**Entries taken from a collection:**
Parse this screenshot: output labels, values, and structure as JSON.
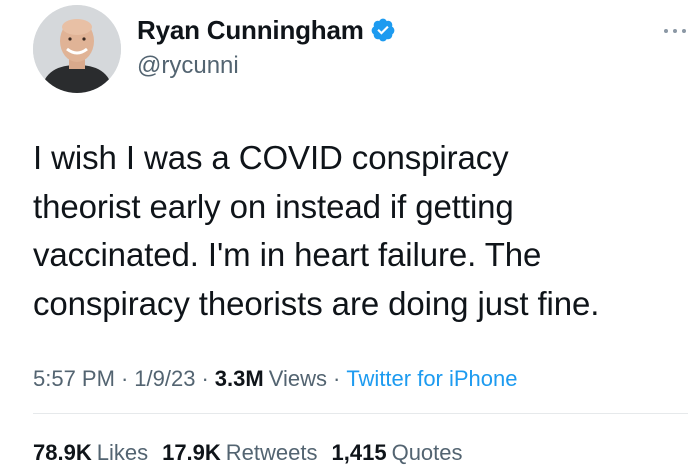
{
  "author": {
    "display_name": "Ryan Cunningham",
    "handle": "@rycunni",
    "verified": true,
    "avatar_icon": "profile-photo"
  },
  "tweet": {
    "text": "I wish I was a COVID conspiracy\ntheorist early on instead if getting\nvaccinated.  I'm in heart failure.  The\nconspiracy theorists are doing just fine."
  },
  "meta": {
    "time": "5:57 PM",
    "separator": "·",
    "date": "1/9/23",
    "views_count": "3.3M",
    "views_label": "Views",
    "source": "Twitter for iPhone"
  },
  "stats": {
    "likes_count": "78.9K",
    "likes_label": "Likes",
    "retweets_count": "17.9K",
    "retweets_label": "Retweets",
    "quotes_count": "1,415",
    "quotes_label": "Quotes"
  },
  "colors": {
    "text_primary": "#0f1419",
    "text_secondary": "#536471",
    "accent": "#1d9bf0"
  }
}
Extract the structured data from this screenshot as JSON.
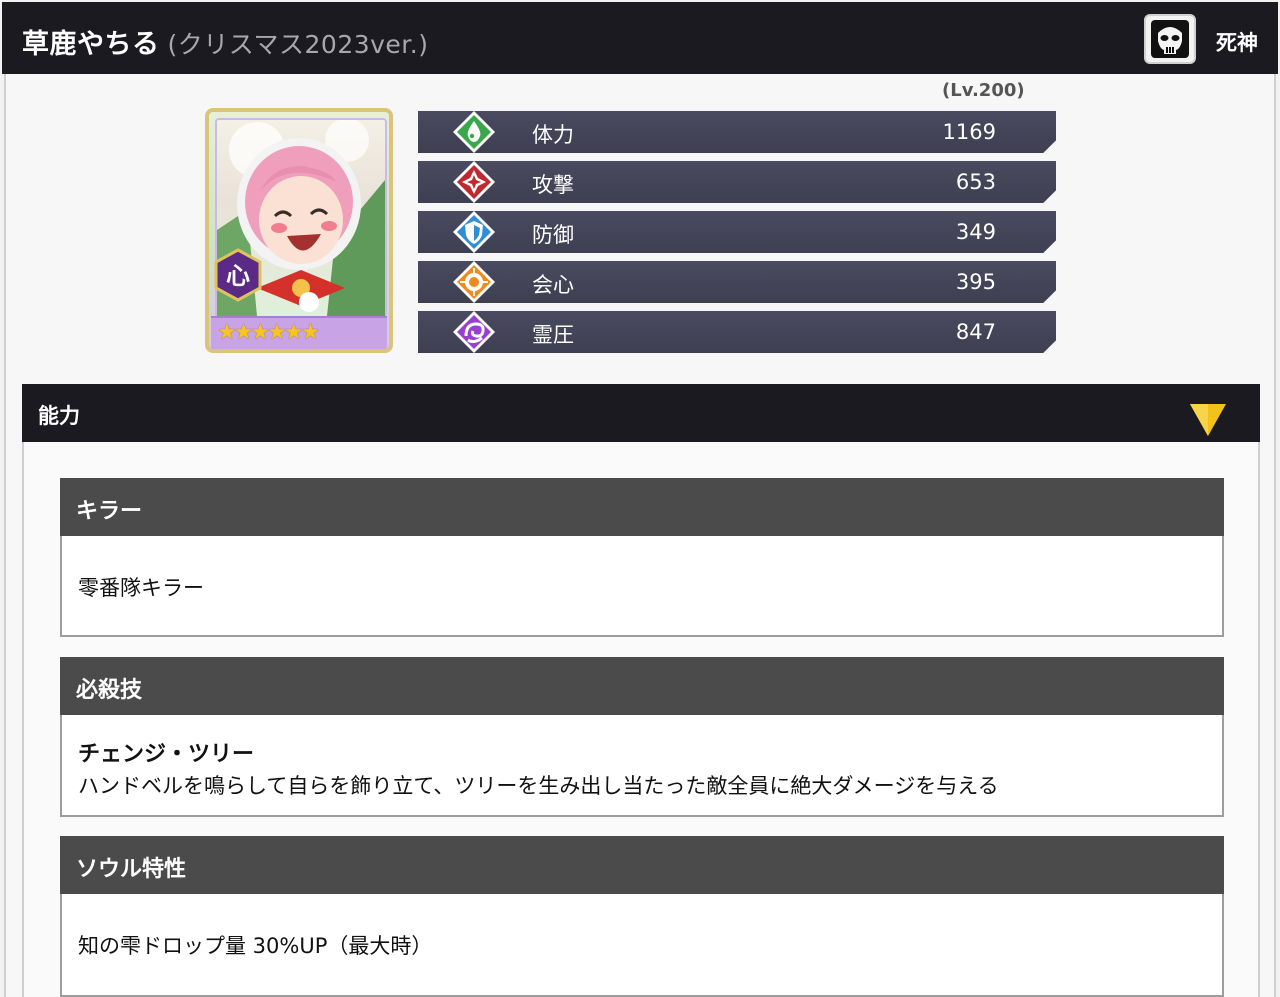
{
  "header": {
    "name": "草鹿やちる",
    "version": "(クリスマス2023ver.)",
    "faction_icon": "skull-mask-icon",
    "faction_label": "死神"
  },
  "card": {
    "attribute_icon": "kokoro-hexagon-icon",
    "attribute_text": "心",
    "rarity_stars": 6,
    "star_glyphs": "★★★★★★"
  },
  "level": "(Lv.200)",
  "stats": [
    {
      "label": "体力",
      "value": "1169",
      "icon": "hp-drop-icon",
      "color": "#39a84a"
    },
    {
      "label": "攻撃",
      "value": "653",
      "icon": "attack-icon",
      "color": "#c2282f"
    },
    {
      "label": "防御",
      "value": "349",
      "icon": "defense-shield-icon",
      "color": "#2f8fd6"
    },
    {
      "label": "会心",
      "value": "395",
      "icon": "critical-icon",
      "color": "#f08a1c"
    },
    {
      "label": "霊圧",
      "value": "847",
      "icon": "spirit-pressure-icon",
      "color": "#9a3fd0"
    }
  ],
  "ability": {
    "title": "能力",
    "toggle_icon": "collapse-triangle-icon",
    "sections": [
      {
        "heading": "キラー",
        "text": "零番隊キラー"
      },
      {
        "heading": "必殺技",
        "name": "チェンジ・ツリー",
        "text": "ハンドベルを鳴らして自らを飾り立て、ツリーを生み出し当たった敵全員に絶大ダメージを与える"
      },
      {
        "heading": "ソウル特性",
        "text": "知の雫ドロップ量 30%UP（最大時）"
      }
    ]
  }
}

**EXERCISE DESCRIPTION:** Exactly as written, return every line of the listing, but not the pictures.

**EXERCISE RESPONSE:**
Parse this screenshot: output labels, values, and structure as JSON.
{
  "author": {
    "display_name": "Ryan Cunningham",
    "handle": "@rycunni",
    "verified": true,
    "avatar_icon": "profile-photo"
  },
  "tweet": {
    "text": "I wish I was a COVID conspiracy\ntheorist early on instead if getting\nvaccinated.  I'm in heart failure.  The\nconspiracy theorists are doing just fine."
  },
  "meta": {
    "time": "5:57 PM",
    "separator": "·",
    "date": "1/9/23",
    "views_count": "3.3M",
    "views_label": "Views",
    "source": "Twitter for iPhone"
  },
  "stats": {
    "likes_count": "78.9K",
    "likes_label": "Likes",
    "retweets_count": "17.9K",
    "retweets_label": "Retweets",
    "quotes_count": "1,415",
    "quotes_label": "Quotes"
  },
  "colors": {
    "text_primary": "#0f1419",
    "text_secondary": "#536471",
    "accent": "#1d9bf0"
  }
}
Extract the structured data from this screenshot as JSON.
{
  "header": {
    "name": "草鹿やちる",
    "version": "(クリスマス2023ver.)",
    "faction_icon": "skull-mask-icon",
    "faction_label": "死神"
  },
  "card": {
    "attribute_icon": "kokoro-hexagon-icon",
    "attribute_text": "心",
    "rarity_stars": 6,
    "star_glyphs": "★★★★★★"
  },
  "level": "(Lv.200)",
  "stats": [
    {
      "label": "体力",
      "value": "1169",
      "icon": "hp-drop-icon",
      "color": "#39a84a"
    },
    {
      "label": "攻撃",
      "value": "653",
      "icon": "attack-icon",
      "color": "#c2282f"
    },
    {
      "label": "防御",
      "value": "349",
      "icon": "defense-shield-icon",
      "color": "#2f8fd6"
    },
    {
      "label": "会心",
      "value": "395",
      "icon": "critical-icon",
      "color": "#f08a1c"
    },
    {
      "label": "霊圧",
      "value": "847",
      "icon": "spirit-pressure-icon",
      "color": "#9a3fd0"
    }
  ],
  "ability": {
    "title": "能力",
    "toggle_icon": "collapse-triangle-icon",
    "sections": [
      {
        "heading": "キラー",
        "text": "零番隊キラー"
      },
      {
        "heading": "必殺技",
        "name": "チェンジ・ツリー",
        "text": "ハンドベルを鳴らして自らを飾り立て、ツリーを生み出し当たった敵全員に絶大ダメージを与える"
      },
      {
        "heading": "ソウル特性",
        "text": "知の雫ドロップ量 30%UP（最大時）"
      }
    ]
  }
}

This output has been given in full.